ENTRIES PROVIDED:
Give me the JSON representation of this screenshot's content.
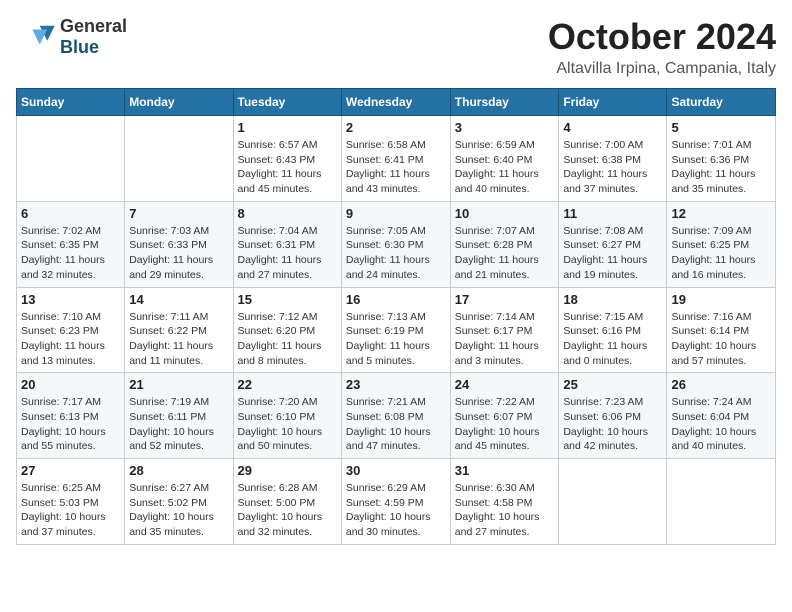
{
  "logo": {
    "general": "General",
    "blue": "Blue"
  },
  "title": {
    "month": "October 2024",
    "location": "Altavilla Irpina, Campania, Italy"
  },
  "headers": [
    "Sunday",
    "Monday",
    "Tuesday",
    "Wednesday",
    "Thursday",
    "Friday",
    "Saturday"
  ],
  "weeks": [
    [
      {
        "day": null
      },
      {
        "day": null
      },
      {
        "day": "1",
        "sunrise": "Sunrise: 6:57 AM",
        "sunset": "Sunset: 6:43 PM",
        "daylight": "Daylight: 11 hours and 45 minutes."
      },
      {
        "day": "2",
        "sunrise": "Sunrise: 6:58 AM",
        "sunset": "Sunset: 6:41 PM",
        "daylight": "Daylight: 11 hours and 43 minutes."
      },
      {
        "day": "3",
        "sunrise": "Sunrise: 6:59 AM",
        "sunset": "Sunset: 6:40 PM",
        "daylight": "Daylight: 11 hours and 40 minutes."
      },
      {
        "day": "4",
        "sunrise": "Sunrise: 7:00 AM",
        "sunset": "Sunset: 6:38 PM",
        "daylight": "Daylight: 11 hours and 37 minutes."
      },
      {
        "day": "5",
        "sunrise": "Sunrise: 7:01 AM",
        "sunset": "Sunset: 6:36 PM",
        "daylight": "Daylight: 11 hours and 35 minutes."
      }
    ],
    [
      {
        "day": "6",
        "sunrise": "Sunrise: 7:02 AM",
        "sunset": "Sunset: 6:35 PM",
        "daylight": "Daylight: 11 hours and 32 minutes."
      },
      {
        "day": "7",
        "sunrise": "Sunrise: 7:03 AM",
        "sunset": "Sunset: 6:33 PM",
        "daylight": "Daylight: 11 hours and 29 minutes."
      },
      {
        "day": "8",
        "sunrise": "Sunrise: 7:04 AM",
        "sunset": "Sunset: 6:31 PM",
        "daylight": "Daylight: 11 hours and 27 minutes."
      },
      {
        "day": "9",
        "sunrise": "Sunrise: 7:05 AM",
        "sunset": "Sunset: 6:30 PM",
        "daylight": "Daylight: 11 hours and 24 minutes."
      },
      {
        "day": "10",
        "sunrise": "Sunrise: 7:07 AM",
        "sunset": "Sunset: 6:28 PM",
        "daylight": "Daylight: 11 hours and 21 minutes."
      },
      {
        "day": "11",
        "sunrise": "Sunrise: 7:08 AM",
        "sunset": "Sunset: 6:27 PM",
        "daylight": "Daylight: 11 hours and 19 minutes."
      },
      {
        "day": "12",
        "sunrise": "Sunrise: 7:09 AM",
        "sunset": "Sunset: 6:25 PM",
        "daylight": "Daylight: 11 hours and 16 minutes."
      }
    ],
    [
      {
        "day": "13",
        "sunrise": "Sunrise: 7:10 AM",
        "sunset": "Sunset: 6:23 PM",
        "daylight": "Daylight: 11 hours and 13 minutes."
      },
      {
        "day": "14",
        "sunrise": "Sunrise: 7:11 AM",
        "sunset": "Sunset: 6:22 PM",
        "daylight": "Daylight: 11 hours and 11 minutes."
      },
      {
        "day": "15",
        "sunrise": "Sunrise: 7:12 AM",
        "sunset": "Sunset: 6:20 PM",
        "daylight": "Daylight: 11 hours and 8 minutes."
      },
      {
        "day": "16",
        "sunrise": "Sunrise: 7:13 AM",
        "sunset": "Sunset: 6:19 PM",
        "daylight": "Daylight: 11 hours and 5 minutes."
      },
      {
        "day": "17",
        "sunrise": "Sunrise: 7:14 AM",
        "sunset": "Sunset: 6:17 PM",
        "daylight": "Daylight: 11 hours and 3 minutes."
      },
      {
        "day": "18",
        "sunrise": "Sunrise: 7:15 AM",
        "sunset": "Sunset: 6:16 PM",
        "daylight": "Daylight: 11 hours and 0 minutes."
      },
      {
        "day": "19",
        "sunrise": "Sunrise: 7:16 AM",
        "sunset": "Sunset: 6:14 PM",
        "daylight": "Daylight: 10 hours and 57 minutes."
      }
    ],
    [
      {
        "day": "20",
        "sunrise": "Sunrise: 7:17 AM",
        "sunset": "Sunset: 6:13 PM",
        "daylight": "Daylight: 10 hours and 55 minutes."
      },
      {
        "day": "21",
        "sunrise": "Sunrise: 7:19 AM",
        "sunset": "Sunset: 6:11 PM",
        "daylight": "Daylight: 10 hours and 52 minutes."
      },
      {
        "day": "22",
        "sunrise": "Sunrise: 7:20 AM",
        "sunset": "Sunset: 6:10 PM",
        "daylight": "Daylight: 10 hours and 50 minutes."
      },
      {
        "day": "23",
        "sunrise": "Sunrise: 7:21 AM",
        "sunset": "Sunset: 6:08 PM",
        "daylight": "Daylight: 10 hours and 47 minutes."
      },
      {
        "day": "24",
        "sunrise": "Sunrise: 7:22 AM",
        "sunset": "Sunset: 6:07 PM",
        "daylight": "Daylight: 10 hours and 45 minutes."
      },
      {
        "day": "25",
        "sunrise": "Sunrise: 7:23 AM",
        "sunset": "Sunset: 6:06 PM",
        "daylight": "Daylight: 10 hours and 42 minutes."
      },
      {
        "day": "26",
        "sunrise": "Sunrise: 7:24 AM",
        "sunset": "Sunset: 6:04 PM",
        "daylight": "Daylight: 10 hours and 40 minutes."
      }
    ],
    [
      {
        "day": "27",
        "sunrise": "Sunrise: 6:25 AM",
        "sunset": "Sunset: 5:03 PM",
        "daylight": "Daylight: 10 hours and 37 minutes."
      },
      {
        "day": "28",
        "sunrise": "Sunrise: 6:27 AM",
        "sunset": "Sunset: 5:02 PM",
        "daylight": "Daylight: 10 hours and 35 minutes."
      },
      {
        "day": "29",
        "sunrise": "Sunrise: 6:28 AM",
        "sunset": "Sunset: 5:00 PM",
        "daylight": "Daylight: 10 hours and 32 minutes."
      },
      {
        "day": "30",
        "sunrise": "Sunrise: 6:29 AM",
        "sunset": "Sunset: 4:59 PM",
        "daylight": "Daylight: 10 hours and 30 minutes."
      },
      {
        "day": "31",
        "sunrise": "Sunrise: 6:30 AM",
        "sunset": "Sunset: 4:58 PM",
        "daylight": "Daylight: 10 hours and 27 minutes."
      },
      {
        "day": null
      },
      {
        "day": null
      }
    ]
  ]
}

GIVEN PROBLEM: Retype each line of the listing above word for word. Exclude the pictures.

RESPONSE:
Give me the JSON representation of this screenshot's content.
{
  "logo": {
    "general": "General",
    "blue": "Blue"
  },
  "title": {
    "month": "October 2024",
    "location": "Altavilla Irpina, Campania, Italy"
  },
  "headers": [
    "Sunday",
    "Monday",
    "Tuesday",
    "Wednesday",
    "Thursday",
    "Friday",
    "Saturday"
  ],
  "weeks": [
    [
      {
        "day": null
      },
      {
        "day": null
      },
      {
        "day": "1",
        "sunrise": "Sunrise: 6:57 AM",
        "sunset": "Sunset: 6:43 PM",
        "daylight": "Daylight: 11 hours and 45 minutes."
      },
      {
        "day": "2",
        "sunrise": "Sunrise: 6:58 AM",
        "sunset": "Sunset: 6:41 PM",
        "daylight": "Daylight: 11 hours and 43 minutes."
      },
      {
        "day": "3",
        "sunrise": "Sunrise: 6:59 AM",
        "sunset": "Sunset: 6:40 PM",
        "daylight": "Daylight: 11 hours and 40 minutes."
      },
      {
        "day": "4",
        "sunrise": "Sunrise: 7:00 AM",
        "sunset": "Sunset: 6:38 PM",
        "daylight": "Daylight: 11 hours and 37 minutes."
      },
      {
        "day": "5",
        "sunrise": "Sunrise: 7:01 AM",
        "sunset": "Sunset: 6:36 PM",
        "daylight": "Daylight: 11 hours and 35 minutes."
      }
    ],
    [
      {
        "day": "6",
        "sunrise": "Sunrise: 7:02 AM",
        "sunset": "Sunset: 6:35 PM",
        "daylight": "Daylight: 11 hours and 32 minutes."
      },
      {
        "day": "7",
        "sunrise": "Sunrise: 7:03 AM",
        "sunset": "Sunset: 6:33 PM",
        "daylight": "Daylight: 11 hours and 29 minutes."
      },
      {
        "day": "8",
        "sunrise": "Sunrise: 7:04 AM",
        "sunset": "Sunset: 6:31 PM",
        "daylight": "Daylight: 11 hours and 27 minutes."
      },
      {
        "day": "9",
        "sunrise": "Sunrise: 7:05 AM",
        "sunset": "Sunset: 6:30 PM",
        "daylight": "Daylight: 11 hours and 24 minutes."
      },
      {
        "day": "10",
        "sunrise": "Sunrise: 7:07 AM",
        "sunset": "Sunset: 6:28 PM",
        "daylight": "Daylight: 11 hours and 21 minutes."
      },
      {
        "day": "11",
        "sunrise": "Sunrise: 7:08 AM",
        "sunset": "Sunset: 6:27 PM",
        "daylight": "Daylight: 11 hours and 19 minutes."
      },
      {
        "day": "12",
        "sunrise": "Sunrise: 7:09 AM",
        "sunset": "Sunset: 6:25 PM",
        "daylight": "Daylight: 11 hours and 16 minutes."
      }
    ],
    [
      {
        "day": "13",
        "sunrise": "Sunrise: 7:10 AM",
        "sunset": "Sunset: 6:23 PM",
        "daylight": "Daylight: 11 hours and 13 minutes."
      },
      {
        "day": "14",
        "sunrise": "Sunrise: 7:11 AM",
        "sunset": "Sunset: 6:22 PM",
        "daylight": "Daylight: 11 hours and 11 minutes."
      },
      {
        "day": "15",
        "sunrise": "Sunrise: 7:12 AM",
        "sunset": "Sunset: 6:20 PM",
        "daylight": "Daylight: 11 hours and 8 minutes."
      },
      {
        "day": "16",
        "sunrise": "Sunrise: 7:13 AM",
        "sunset": "Sunset: 6:19 PM",
        "daylight": "Daylight: 11 hours and 5 minutes."
      },
      {
        "day": "17",
        "sunrise": "Sunrise: 7:14 AM",
        "sunset": "Sunset: 6:17 PM",
        "daylight": "Daylight: 11 hours and 3 minutes."
      },
      {
        "day": "18",
        "sunrise": "Sunrise: 7:15 AM",
        "sunset": "Sunset: 6:16 PM",
        "daylight": "Daylight: 11 hours and 0 minutes."
      },
      {
        "day": "19",
        "sunrise": "Sunrise: 7:16 AM",
        "sunset": "Sunset: 6:14 PM",
        "daylight": "Daylight: 10 hours and 57 minutes."
      }
    ],
    [
      {
        "day": "20",
        "sunrise": "Sunrise: 7:17 AM",
        "sunset": "Sunset: 6:13 PM",
        "daylight": "Daylight: 10 hours and 55 minutes."
      },
      {
        "day": "21",
        "sunrise": "Sunrise: 7:19 AM",
        "sunset": "Sunset: 6:11 PM",
        "daylight": "Daylight: 10 hours and 52 minutes."
      },
      {
        "day": "22",
        "sunrise": "Sunrise: 7:20 AM",
        "sunset": "Sunset: 6:10 PM",
        "daylight": "Daylight: 10 hours and 50 minutes."
      },
      {
        "day": "23",
        "sunrise": "Sunrise: 7:21 AM",
        "sunset": "Sunset: 6:08 PM",
        "daylight": "Daylight: 10 hours and 47 minutes."
      },
      {
        "day": "24",
        "sunrise": "Sunrise: 7:22 AM",
        "sunset": "Sunset: 6:07 PM",
        "daylight": "Daylight: 10 hours and 45 minutes."
      },
      {
        "day": "25",
        "sunrise": "Sunrise: 7:23 AM",
        "sunset": "Sunset: 6:06 PM",
        "daylight": "Daylight: 10 hours and 42 minutes."
      },
      {
        "day": "26",
        "sunrise": "Sunrise: 7:24 AM",
        "sunset": "Sunset: 6:04 PM",
        "daylight": "Daylight: 10 hours and 40 minutes."
      }
    ],
    [
      {
        "day": "27",
        "sunrise": "Sunrise: 6:25 AM",
        "sunset": "Sunset: 5:03 PM",
        "daylight": "Daylight: 10 hours and 37 minutes."
      },
      {
        "day": "28",
        "sunrise": "Sunrise: 6:27 AM",
        "sunset": "Sunset: 5:02 PM",
        "daylight": "Daylight: 10 hours and 35 minutes."
      },
      {
        "day": "29",
        "sunrise": "Sunrise: 6:28 AM",
        "sunset": "Sunset: 5:00 PM",
        "daylight": "Daylight: 10 hours and 32 minutes."
      },
      {
        "day": "30",
        "sunrise": "Sunrise: 6:29 AM",
        "sunset": "Sunset: 4:59 PM",
        "daylight": "Daylight: 10 hours and 30 minutes."
      },
      {
        "day": "31",
        "sunrise": "Sunrise: 6:30 AM",
        "sunset": "Sunset: 4:58 PM",
        "daylight": "Daylight: 10 hours and 27 minutes."
      },
      {
        "day": null
      },
      {
        "day": null
      }
    ]
  ]
}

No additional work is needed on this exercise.